INSTRUCTIONS TO FOLLOW:
Repeat, exactly and completely, the entries shown underneath.

[Dataset items]
>> Start

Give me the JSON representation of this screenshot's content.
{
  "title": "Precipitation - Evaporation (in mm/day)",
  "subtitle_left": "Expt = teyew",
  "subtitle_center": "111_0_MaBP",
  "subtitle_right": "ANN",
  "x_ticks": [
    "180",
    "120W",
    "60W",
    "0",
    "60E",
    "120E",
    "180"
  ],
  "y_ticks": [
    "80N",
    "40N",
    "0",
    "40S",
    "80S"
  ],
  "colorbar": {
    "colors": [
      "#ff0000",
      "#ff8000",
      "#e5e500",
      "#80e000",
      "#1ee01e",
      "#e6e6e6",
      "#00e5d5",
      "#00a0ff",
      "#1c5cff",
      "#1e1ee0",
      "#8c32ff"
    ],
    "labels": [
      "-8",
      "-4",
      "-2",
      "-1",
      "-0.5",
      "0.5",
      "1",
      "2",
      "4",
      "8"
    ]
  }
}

>> End

COMPLETE OUTPUT:
Give me the JSON representation of this screenshot's content.
{
  "title": "Precipitation - Evaporation (in mm/day)",
  "subtitle_left": "Expt = teyew",
  "subtitle_center": "111_0_MaBP",
  "subtitle_right": "ANN",
  "x_ticks": [
    "180",
    "120W",
    "60W",
    "0",
    "60E",
    "120E",
    "180"
  ],
  "y_ticks": [
    "80N",
    "40N",
    "0",
    "40S",
    "80S"
  ],
  "colorbar": {
    "colors": [
      "#ff0000",
      "#ff8000",
      "#e5e500",
      "#80e000",
      "#1ee01e",
      "#e6e6e6",
      "#00e5d5",
      "#00a0ff",
      "#1c5cff",
      "#1e1ee0",
      "#8c32ff"
    ],
    "labels": [
      "-8",
      "-4",
      "-2",
      "-1",
      "-0.5",
      "0.5",
      "1",
      "2",
      "4",
      "8"
    ]
  }
}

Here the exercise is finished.